(Entries with figure data)
****

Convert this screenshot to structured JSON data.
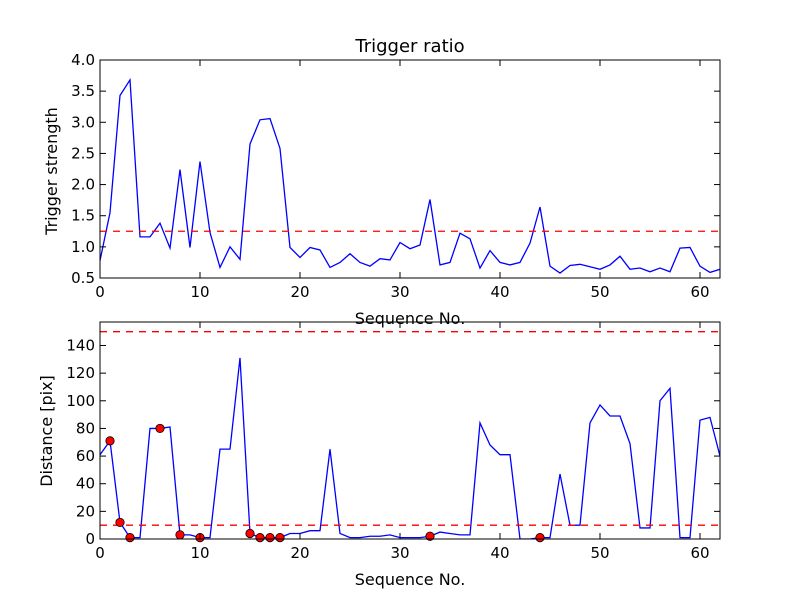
{
  "chart_data": [
    {
      "type": "line",
      "title": "Trigger ratio",
      "xlabel": "Sequence No.",
      "ylabel": "Trigger strength",
      "xlim": [
        0,
        62
      ],
      "ylim": [
        0.5,
        4.0
      ],
      "xticks": [
        0,
        10,
        20,
        30,
        40,
        50,
        60
      ],
      "yticks": [
        0.5,
        1.0,
        1.5,
        2.0,
        2.5,
        3.0,
        3.5,
        4.0
      ],
      "ytick_decimals": 1,
      "grid": false,
      "line_color": "#0000ff",
      "series": [
        {
          "x": [
            0,
            1,
            2,
            3,
            4,
            5,
            6,
            7,
            8,
            9,
            10,
            11,
            12,
            13,
            14,
            15,
            16,
            17,
            18,
            19,
            20,
            21,
            22,
            23,
            24,
            25,
            26,
            27,
            28,
            29,
            30,
            31,
            32,
            33,
            34,
            35,
            36,
            37,
            38,
            39,
            40,
            41,
            42,
            43,
            44,
            45,
            46,
            47,
            48,
            49,
            50,
            51,
            52,
            53,
            54,
            55,
            56,
            57,
            58,
            59,
            60,
            61,
            62
          ],
          "y": [
            0.78,
            1.55,
            3.43,
            3.68,
            1.16,
            1.16,
            1.38,
            0.98,
            2.24,
            0.99,
            2.37,
            1.23,
            0.67,
            1.0,
            0.8,
            2.65,
            3.04,
            3.06,
            2.58,
            0.99,
            0.83,
            0.99,
            0.95,
            0.67,
            0.75,
            0.89,
            0.75,
            0.69,
            0.81,
            0.79,
            1.07,
            0.97,
            1.03,
            1.76,
            0.71,
            0.75,
            1.22,
            1.13,
            0.66,
            0.94,
            0.75,
            0.71,
            0.75,
            1.06,
            1.64,
            0.69,
            0.58,
            0.7,
            0.72,
            0.68,
            0.64,
            0.71,
            0.85,
            0.64,
            0.66,
            0.6,
            0.66,
            0.6,
            0.98,
            0.99,
            0.69,
            0.59,
            0.64
          ]
        }
      ],
      "hlines": [
        {
          "y": 1.25,
          "color": "#ff0000",
          "style": "dashed"
        }
      ]
    },
    {
      "type": "line",
      "title": "",
      "xlabel": "Sequence No.",
      "ylabel": "Distance [pix]",
      "xlim": [
        0,
        62
      ],
      "ylim": [
        0,
        157
      ],
      "xticks": [
        0,
        10,
        20,
        30,
        40,
        50,
        60
      ],
      "yticks": [
        0,
        20,
        40,
        60,
        80,
        100,
        120,
        140
      ],
      "ytick_decimals": 0,
      "grid": false,
      "line_color": "#0000ff",
      "series": [
        {
          "x": [
            0,
            1,
            2,
            3,
            4,
            5,
            6,
            7,
            8,
            9,
            10,
            11,
            12,
            13,
            14,
            15,
            16,
            17,
            18,
            19,
            20,
            21,
            22,
            23,
            24,
            25,
            26,
            27,
            28,
            29,
            30,
            31,
            32,
            33,
            34,
            35,
            36,
            37,
            38,
            39,
            40,
            41,
            42,
            43,
            44,
            45,
            46,
            47,
            48,
            49,
            50,
            51,
            52,
            53,
            54,
            55,
            56,
            57,
            58,
            59,
            60,
            61,
            62
          ],
          "y": [
            61,
            71,
            12,
            1,
            1,
            80,
            80,
            81,
            3,
            3,
            1,
            1,
            65,
            65,
            131,
            4,
            1,
            1,
            1,
            4,
            4,
            6,
            6,
            65,
            4,
            1,
            1,
            2,
            2,
            3,
            1,
            1,
            1,
            2,
            5,
            4,
            3,
            3,
            84,
            68,
            61,
            61,
            0,
            0,
            1,
            1,
            47,
            10,
            10,
            84,
            97,
            89,
            89,
            69,
            8,
            8,
            100,
            109,
            1,
            1,
            86,
            88,
            60
          ]
        }
      ],
      "markers": {
        "x": [
          1,
          2,
          3,
          6,
          8,
          10,
          15,
          16,
          17,
          18,
          33,
          44
        ],
        "y": [
          71,
          12,
          1,
          80,
          3,
          1,
          4,
          1,
          1,
          1,
          2,
          1
        ],
        "color": "#ff0000"
      },
      "hlines": [
        {
          "y": 150,
          "color": "#ff0000",
          "style": "dashed"
        },
        {
          "y": 10,
          "color": "#ff0000",
          "style": "dashed"
        }
      ]
    }
  ]
}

****

§ **Directions**: Transcribe the complete set of entries verbatim. No pictures belong in the copy.

§ **Complete answer**:
Convert this screenshot to structured JSON data.
{
  "chart_data": [
    {
      "type": "line",
      "title": "Trigger ratio",
      "xlabel": "Sequence No.",
      "ylabel": "Trigger strength",
      "xlim": [
        0,
        62
      ],
      "ylim": [
        0.5,
        4.0
      ],
      "xticks": [
        0,
        10,
        20,
        30,
        40,
        50,
        60
      ],
      "yticks": [
        0.5,
        1.0,
        1.5,
        2.0,
        2.5,
        3.0,
        3.5,
        4.0
      ],
      "ytick_decimals": 1,
      "grid": false,
      "line_color": "#0000ff",
      "series": [
        {
          "x": [
            0,
            1,
            2,
            3,
            4,
            5,
            6,
            7,
            8,
            9,
            10,
            11,
            12,
            13,
            14,
            15,
            16,
            17,
            18,
            19,
            20,
            21,
            22,
            23,
            24,
            25,
            26,
            27,
            28,
            29,
            30,
            31,
            32,
            33,
            34,
            35,
            36,
            37,
            38,
            39,
            40,
            41,
            42,
            43,
            44,
            45,
            46,
            47,
            48,
            49,
            50,
            51,
            52,
            53,
            54,
            55,
            56,
            57,
            58,
            59,
            60,
            61,
            62
          ],
          "y": [
            0.78,
            1.55,
            3.43,
            3.68,
            1.16,
            1.16,
            1.38,
            0.98,
            2.24,
            0.99,
            2.37,
            1.23,
            0.67,
            1.0,
            0.8,
            2.65,
            3.04,
            3.06,
            2.58,
            0.99,
            0.83,
            0.99,
            0.95,
            0.67,
            0.75,
            0.89,
            0.75,
            0.69,
            0.81,
            0.79,
            1.07,
            0.97,
            1.03,
            1.76,
            0.71,
            0.75,
            1.22,
            1.13,
            0.66,
            0.94,
            0.75,
            0.71,
            0.75,
            1.06,
            1.64,
            0.69,
            0.58,
            0.7,
            0.72,
            0.68,
            0.64,
            0.71,
            0.85,
            0.64,
            0.66,
            0.6,
            0.66,
            0.6,
            0.98,
            0.99,
            0.69,
            0.59,
            0.64
          ]
        }
      ],
      "hlines": [
        {
          "y": 1.25,
          "color": "#ff0000",
          "style": "dashed"
        }
      ]
    },
    {
      "type": "line",
      "title": "",
      "xlabel": "Sequence No.",
      "ylabel": "Distance [pix]",
      "xlim": [
        0,
        62
      ],
      "ylim": [
        0,
        157
      ],
      "xticks": [
        0,
        10,
        20,
        30,
        40,
        50,
        60
      ],
      "yticks": [
        0,
        20,
        40,
        60,
        80,
        100,
        120,
        140
      ],
      "ytick_decimals": 0,
      "grid": false,
      "line_color": "#0000ff",
      "series": [
        {
          "x": [
            0,
            1,
            2,
            3,
            4,
            5,
            6,
            7,
            8,
            9,
            10,
            11,
            12,
            13,
            14,
            15,
            16,
            17,
            18,
            19,
            20,
            21,
            22,
            23,
            24,
            25,
            26,
            27,
            28,
            29,
            30,
            31,
            32,
            33,
            34,
            35,
            36,
            37,
            38,
            39,
            40,
            41,
            42,
            43,
            44,
            45,
            46,
            47,
            48,
            49,
            50,
            51,
            52,
            53,
            54,
            55,
            56,
            57,
            58,
            59,
            60,
            61,
            62
          ],
          "y": [
            61,
            71,
            12,
            1,
            1,
            80,
            80,
            81,
            3,
            3,
            1,
            1,
            65,
            65,
            131,
            4,
            1,
            1,
            1,
            4,
            4,
            6,
            6,
            65,
            4,
            1,
            1,
            2,
            2,
            3,
            1,
            1,
            1,
            2,
            5,
            4,
            3,
            3,
            84,
            68,
            61,
            61,
            0,
            0,
            1,
            1,
            47,
            10,
            10,
            84,
            97,
            89,
            89,
            69,
            8,
            8,
            100,
            109,
            1,
            1,
            86,
            88,
            60
          ]
        }
      ],
      "markers": {
        "x": [
          1,
          2,
          3,
          6,
          8,
          10,
          15,
          16,
          17,
          18,
          33,
          44
        ],
        "y": [
          71,
          12,
          1,
          80,
          3,
          1,
          4,
          1,
          1,
          1,
          2,
          1
        ],
        "color": "#ff0000"
      },
      "hlines": [
        {
          "y": 150,
          "color": "#ff0000",
          "style": "dashed"
        },
        {
          "y": 10,
          "color": "#ff0000",
          "style": "dashed"
        }
      ]
    }
  ]
}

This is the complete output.